TEXTE SOURCE
A Genève, les individus se répartissent en plusieurs ordres juridiques. Un citoyen est le fils d’un citoyen ou d’un bourgeois né en ville. Le bourgeois achète les lettres de bourgeoisie qu’octroie le Petit Conseil. Les citoyens et bourgeois jouissent de tous les droits politiques et économiques. Ils siègent dans le Conseil général où réside la souveraineté de l’Etat républicain.

Les autres se divisent en habitants, natifs et sujets de la campagne soumis au droit féodal jusqu’à la fin de l’Ancien Régime. Les habitants sont des étrangers qui ont le droit d’habiter, de travailler, d’acquérir des biens et de se marier en ville. Les natifs sont les enfants des habitants. Natifs et habitants sont exclus de la vie politique. Des normes fiscales et économiques limitent leur activité en bloquant, par exemple, l’accès aux professions libérales.

LIGNES
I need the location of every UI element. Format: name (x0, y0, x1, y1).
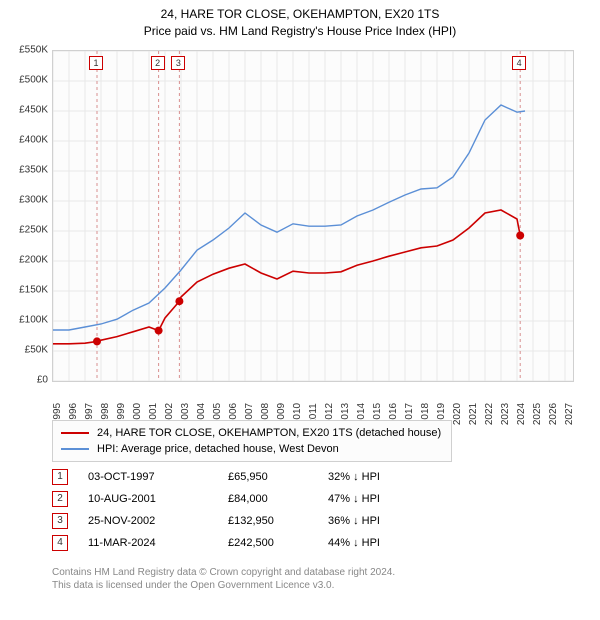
legend-row-property: 24, HARE TOR CLOSE, OKEHAMPTON, EX20 1TS… (61, 425, 443, 441)
chart-event-marker: 1 (89, 56, 103, 70)
chart-event-marker: 4 (512, 56, 526, 70)
y-tick-label: £500K (19, 75, 48, 86)
chart-container: 24, HARE TOR CLOSE, OKEHAMPTON, EX20 1TS… (0, 0, 600, 620)
event-price-4: £242,500 (228, 537, 328, 549)
legend-swatch-property (61, 432, 89, 434)
title-block: 24, HARE TOR CLOSE, OKEHAMPTON, EX20 1TS… (0, 0, 600, 40)
y-tick-label: £450K (19, 105, 48, 116)
event-marker-3: 3 (52, 513, 68, 529)
legend-label-hpi: HPI: Average price, detached house, West… (97, 443, 339, 455)
event-row-3: 3 25-NOV-2002 £132,950 36% ↓ HPI (52, 510, 408, 532)
event-date-2: 10-AUG-2001 (88, 493, 228, 505)
legend: 24, HARE TOR CLOSE, OKEHAMPTON, EX20 1TS… (52, 420, 452, 462)
event-price-1: £65,950 (228, 471, 328, 483)
x-tick-label: 2020 (452, 403, 463, 425)
title-line-1: 24, HARE TOR CLOSE, OKEHAMPTON, EX20 1TS (0, 6, 600, 23)
y-tick-label: £0 (37, 375, 48, 386)
y-tick-label: £350K (19, 165, 48, 176)
event-pct-3: 36% ↓ HPI (328, 515, 408, 527)
y-tick-label: £150K (19, 285, 48, 296)
legend-swatch-hpi (61, 448, 89, 450)
y-tick-label: £550K (19, 45, 48, 56)
footer-line-1: Contains HM Land Registry data © Crown c… (52, 566, 395, 579)
footer-line-2: This data is licensed under the Open Gov… (52, 579, 395, 592)
event-date-1: 03-OCT-1997 (88, 471, 228, 483)
y-tick-label: £300K (19, 195, 48, 206)
event-price-3: £132,950 (228, 515, 328, 527)
y-tick-label: £50K (25, 345, 48, 356)
chart-event-marker: 3 (171, 56, 185, 70)
x-tick-label: 2027 (564, 403, 575, 425)
x-tick-label: 2022 (484, 403, 495, 425)
event-pct-1: 32% ↓ HPI (328, 471, 408, 483)
y-tick-label: £250K (19, 225, 48, 236)
legend-label-property: 24, HARE TOR CLOSE, OKEHAMPTON, EX20 1TS… (97, 427, 441, 439)
title-line-2: Price paid vs. HM Land Registry's House … (0, 23, 600, 40)
x-tick-label: 2026 (548, 403, 559, 425)
y-tick-label: £100K (19, 315, 48, 326)
event-date-4: 11-MAR-2024 (88, 537, 228, 549)
y-tick-label: £400K (19, 135, 48, 146)
event-pct-2: 47% ↓ HPI (328, 493, 408, 505)
chart-event-marker: 2 (151, 56, 165, 70)
event-pct-4: 44% ↓ HPI (328, 537, 408, 549)
x-tick-label: 2024 (516, 403, 527, 425)
events-table: 1 03-OCT-1997 £65,950 32% ↓ HPI 2 10-AUG… (52, 466, 408, 554)
event-row-1: 1 03-OCT-1997 £65,950 32% ↓ HPI (52, 466, 408, 488)
legend-row-hpi: HPI: Average price, detached house, West… (61, 441, 443, 457)
event-marker-1: 1 (52, 469, 68, 485)
footer: Contains HM Land Registry data © Crown c… (52, 566, 395, 592)
chart-svg (53, 51, 573, 381)
event-row-4: 4 11-MAR-2024 £242,500 44% ↓ HPI (52, 532, 408, 554)
event-price-2: £84,000 (228, 493, 328, 505)
y-tick-label: £200K (19, 255, 48, 266)
x-tick-label: 2021 (468, 403, 479, 425)
x-tick-label: 2023 (500, 403, 511, 425)
chart-plot-area (52, 50, 574, 382)
event-row-2: 2 10-AUG-2001 £84,000 47% ↓ HPI (52, 488, 408, 510)
event-marker-4: 4 (52, 535, 68, 551)
event-date-3: 25-NOV-2002 (88, 515, 228, 527)
x-tick-label: 2025 (532, 403, 543, 425)
event-marker-2: 2 (52, 491, 68, 507)
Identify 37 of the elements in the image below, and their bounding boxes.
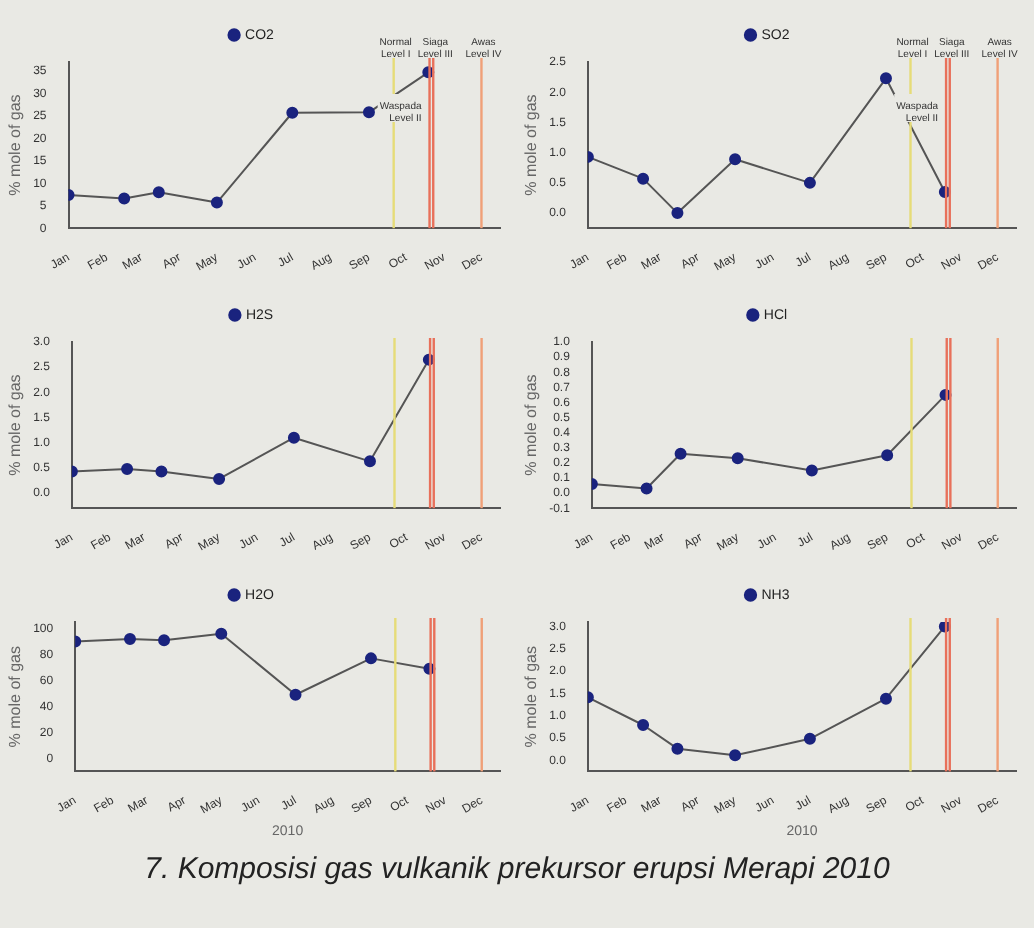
point	[215, 627, 228, 640]
point	[637, 172, 650, 185]
point	[671, 742, 684, 755]
point	[287, 431, 300, 444]
point	[803, 732, 816, 745]
point	[210, 196, 223, 209]
point	[121, 462, 134, 475]
point	[118, 192, 131, 205]
point	[158, 634, 171, 647]
point	[879, 72, 892, 85]
point	[805, 464, 818, 477]
point	[363, 455, 376, 468]
y-axis-title: % mole of gas	[522, 94, 541, 196]
point	[362, 106, 375, 119]
point	[155, 465, 168, 478]
y-axis-title: % mole of gas	[522, 645, 541, 748]
point	[286, 106, 299, 119]
point	[729, 153, 742, 166]
point	[123, 632, 136, 645]
point	[152, 186, 165, 199]
point	[879, 692, 892, 705]
point	[637, 719, 650, 732]
y-axis-title: % mole of gas	[6, 645, 25, 748]
point	[674, 447, 687, 460]
y-axis-title: % mole of gas	[6, 374, 25, 476]
point	[289, 688, 302, 701]
point	[881, 449, 894, 462]
point	[213, 472, 226, 485]
point	[364, 652, 377, 665]
point	[640, 482, 653, 495]
text: 7. Komposisi gas vulkanik prekursor erupsi Merapi 2010	[142, 852, 892, 886]
point	[731, 452, 744, 465]
point	[729, 749, 742, 762]
y-axis-title: % mole of gas	[522, 374, 541, 476]
point	[803, 176, 816, 189]
y-axis-title: % mole of gas	[6, 94, 25, 196]
point	[671, 207, 684, 220]
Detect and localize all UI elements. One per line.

CONSIGNES DE L’EXERCICE
(a) Recopiez le passage du texte sur les ordres juridiques genevois qui commence par « A Genève, les » et se termine par « de l’Etat républicain. ».
(b) Indiquez si chacune des affirmations suivantes concorde avec le texte sur les ordres juridiques genevois, en répondant par oui ou par non et en citant les mots du texte qui permettent de trancher. (i) Les lettres de bourgeoisie sont octroyées par le Petit Conseil. (ii) Les natifs peuvent prendre part à la vie politique. (iii) Les natifs sont les enfants des citoyens.
Les lignes ne jouent aucun rôle dans cet exercice.

CORRIGÉ PAR CONSIGNE
(a)
A Genève, les individus se répartissent en plusieurs ordres juridiques. Un citoyen est le fils d’un citoyen ou d’un bourgeois né en ville. Le bourgeois achète les lettres de bourgeoisie qu’octroie le Petit Conseil. Les citoyens et bourgeois jouissent de tous les droits politiques et économiques. Ils siègent dans le Conseil général où réside la souveraineté de l’Etat républicain.

(b)
(i) Oui : « Le bourgeois achète les lettres de bourgeoisie qu’octroie le Petit Conseil. »
(ii) Non : « Natifs et habitants sont exclus de la vie politique. »
(iii) Non : « Les natifs sont les enfants des habitants. »